[Document transcript data]
☆ ☆ ☆

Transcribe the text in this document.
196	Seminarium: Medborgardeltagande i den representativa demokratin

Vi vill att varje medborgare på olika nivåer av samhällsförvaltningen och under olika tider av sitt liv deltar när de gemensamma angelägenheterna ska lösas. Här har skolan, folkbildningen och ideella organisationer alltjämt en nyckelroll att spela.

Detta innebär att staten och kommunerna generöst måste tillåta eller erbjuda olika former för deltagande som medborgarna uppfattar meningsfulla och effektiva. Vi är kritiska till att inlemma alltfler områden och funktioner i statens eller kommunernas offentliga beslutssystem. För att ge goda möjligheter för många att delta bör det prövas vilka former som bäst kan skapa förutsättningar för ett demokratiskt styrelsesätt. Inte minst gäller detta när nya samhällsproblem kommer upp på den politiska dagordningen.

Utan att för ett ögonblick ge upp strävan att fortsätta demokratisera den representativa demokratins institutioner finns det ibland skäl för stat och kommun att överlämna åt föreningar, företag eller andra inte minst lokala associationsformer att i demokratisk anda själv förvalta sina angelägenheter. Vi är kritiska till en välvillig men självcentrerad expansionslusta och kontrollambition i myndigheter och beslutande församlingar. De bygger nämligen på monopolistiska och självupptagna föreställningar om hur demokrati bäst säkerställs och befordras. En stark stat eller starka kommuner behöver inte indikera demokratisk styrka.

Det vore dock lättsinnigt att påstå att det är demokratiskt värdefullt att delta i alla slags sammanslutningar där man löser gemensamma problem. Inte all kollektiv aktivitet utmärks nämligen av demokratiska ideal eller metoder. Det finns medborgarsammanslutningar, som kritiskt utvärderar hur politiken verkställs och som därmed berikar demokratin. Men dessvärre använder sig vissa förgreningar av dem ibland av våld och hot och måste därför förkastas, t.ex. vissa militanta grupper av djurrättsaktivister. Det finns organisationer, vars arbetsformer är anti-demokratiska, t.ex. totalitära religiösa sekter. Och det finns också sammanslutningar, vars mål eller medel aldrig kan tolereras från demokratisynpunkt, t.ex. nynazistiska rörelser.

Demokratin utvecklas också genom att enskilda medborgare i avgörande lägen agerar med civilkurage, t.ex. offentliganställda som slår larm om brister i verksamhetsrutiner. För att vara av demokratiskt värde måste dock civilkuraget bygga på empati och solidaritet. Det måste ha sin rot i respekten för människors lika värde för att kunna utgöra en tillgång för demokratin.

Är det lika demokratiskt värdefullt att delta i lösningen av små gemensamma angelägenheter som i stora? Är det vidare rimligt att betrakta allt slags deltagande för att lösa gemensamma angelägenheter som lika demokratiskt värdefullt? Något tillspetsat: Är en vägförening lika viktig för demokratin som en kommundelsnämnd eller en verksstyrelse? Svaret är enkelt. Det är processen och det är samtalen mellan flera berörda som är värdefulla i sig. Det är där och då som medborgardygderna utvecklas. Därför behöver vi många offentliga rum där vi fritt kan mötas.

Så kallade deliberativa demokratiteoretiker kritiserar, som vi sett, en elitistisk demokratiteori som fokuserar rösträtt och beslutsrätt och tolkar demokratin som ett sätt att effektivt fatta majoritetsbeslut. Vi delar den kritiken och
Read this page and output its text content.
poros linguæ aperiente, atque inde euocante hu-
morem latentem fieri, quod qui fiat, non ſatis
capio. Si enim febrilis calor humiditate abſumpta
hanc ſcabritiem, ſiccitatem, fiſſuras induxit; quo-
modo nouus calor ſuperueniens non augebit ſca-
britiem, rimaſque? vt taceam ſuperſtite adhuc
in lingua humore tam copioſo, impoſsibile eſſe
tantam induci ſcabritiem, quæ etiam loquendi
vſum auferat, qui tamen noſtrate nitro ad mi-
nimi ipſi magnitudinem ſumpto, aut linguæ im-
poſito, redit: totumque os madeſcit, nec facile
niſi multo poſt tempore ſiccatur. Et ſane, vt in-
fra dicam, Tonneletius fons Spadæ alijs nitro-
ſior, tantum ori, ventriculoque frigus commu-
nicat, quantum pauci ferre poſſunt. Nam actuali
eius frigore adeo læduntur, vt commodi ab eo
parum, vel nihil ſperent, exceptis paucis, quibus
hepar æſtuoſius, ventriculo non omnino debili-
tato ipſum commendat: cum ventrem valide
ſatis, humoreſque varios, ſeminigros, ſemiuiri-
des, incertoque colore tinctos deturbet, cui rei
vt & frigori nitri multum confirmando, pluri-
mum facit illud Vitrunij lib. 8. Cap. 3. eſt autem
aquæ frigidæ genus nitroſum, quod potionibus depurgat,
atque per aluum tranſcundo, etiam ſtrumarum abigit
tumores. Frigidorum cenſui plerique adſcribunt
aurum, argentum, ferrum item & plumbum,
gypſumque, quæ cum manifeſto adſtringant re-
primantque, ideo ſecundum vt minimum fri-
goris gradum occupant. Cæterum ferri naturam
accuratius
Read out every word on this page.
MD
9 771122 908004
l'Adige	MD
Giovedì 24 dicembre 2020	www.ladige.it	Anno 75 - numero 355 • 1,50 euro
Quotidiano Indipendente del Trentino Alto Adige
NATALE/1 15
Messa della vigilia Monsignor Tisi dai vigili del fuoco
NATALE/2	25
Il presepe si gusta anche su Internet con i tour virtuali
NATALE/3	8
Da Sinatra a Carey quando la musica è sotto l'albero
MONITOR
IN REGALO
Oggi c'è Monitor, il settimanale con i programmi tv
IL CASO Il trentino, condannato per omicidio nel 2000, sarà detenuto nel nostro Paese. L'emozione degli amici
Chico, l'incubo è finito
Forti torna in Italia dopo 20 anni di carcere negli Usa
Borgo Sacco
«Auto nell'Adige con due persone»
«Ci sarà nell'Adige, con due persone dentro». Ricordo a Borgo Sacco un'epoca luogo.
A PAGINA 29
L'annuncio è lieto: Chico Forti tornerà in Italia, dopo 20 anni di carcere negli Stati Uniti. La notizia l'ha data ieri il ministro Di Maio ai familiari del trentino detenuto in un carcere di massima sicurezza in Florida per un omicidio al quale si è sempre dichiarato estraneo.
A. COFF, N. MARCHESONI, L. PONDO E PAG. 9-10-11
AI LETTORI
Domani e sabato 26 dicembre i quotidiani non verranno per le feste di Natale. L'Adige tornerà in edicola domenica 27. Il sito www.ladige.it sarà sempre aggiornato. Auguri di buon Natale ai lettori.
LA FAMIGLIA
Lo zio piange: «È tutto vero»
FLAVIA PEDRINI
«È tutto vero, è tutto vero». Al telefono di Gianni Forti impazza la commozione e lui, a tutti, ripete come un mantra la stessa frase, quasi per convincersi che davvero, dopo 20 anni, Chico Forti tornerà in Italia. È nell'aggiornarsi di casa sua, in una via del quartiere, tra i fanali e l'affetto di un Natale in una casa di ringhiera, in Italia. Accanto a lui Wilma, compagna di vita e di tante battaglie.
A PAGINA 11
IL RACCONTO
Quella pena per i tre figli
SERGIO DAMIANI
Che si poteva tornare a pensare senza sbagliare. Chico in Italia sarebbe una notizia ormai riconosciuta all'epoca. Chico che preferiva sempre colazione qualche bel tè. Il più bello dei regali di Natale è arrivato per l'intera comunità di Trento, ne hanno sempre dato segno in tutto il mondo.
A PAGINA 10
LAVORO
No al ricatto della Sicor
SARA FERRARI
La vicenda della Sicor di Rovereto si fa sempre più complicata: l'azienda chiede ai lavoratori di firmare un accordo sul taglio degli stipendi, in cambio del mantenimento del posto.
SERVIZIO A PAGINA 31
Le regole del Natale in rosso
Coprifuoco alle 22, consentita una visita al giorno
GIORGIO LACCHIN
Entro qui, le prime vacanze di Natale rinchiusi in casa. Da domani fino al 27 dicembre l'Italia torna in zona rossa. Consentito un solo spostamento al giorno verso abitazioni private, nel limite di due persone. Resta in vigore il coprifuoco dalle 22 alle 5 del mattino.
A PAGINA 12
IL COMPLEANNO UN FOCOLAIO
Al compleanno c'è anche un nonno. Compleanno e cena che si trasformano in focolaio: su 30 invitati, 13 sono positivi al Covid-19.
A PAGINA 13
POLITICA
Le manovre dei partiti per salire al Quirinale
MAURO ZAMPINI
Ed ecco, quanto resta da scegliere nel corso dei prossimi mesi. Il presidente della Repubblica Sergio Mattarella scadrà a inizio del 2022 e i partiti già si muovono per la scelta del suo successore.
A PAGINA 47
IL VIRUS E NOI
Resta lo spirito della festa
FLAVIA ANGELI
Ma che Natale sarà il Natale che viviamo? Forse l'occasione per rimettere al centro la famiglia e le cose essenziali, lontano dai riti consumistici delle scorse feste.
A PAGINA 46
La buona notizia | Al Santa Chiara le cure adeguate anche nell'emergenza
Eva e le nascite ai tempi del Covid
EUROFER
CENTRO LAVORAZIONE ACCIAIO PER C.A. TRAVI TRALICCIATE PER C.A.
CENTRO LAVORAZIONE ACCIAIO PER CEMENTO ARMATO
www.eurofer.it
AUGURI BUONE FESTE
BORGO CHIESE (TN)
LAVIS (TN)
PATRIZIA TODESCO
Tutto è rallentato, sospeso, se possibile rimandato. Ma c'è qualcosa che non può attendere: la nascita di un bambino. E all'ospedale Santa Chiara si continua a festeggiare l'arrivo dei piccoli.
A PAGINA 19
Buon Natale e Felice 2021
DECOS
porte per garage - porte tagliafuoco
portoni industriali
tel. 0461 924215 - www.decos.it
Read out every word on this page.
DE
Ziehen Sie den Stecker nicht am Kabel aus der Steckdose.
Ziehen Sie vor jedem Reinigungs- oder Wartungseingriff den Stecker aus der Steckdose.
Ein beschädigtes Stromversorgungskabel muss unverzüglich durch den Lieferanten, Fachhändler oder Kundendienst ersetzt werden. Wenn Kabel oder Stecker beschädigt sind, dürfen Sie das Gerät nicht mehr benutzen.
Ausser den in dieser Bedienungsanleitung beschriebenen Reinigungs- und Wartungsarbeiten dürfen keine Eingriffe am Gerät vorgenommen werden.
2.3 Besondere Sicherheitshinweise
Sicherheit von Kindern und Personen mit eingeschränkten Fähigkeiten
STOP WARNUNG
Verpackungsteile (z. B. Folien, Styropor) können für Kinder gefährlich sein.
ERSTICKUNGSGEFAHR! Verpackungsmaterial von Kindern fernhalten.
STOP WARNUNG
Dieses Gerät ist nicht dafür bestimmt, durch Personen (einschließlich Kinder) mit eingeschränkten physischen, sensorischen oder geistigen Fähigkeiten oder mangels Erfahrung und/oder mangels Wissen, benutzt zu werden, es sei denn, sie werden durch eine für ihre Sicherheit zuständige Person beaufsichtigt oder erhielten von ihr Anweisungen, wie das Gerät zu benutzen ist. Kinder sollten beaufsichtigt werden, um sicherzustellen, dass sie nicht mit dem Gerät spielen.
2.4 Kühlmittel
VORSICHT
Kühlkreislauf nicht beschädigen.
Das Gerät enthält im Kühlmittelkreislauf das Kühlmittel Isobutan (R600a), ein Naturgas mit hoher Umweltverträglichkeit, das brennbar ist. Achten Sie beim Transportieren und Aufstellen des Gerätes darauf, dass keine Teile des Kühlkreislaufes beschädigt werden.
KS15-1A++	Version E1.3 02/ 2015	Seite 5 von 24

☆ ☆ ☆

WHAT YOU WILL DO:
A single integer is the expected output: the number of lines in the data that include the word "quod".

TASK ANSWER:
2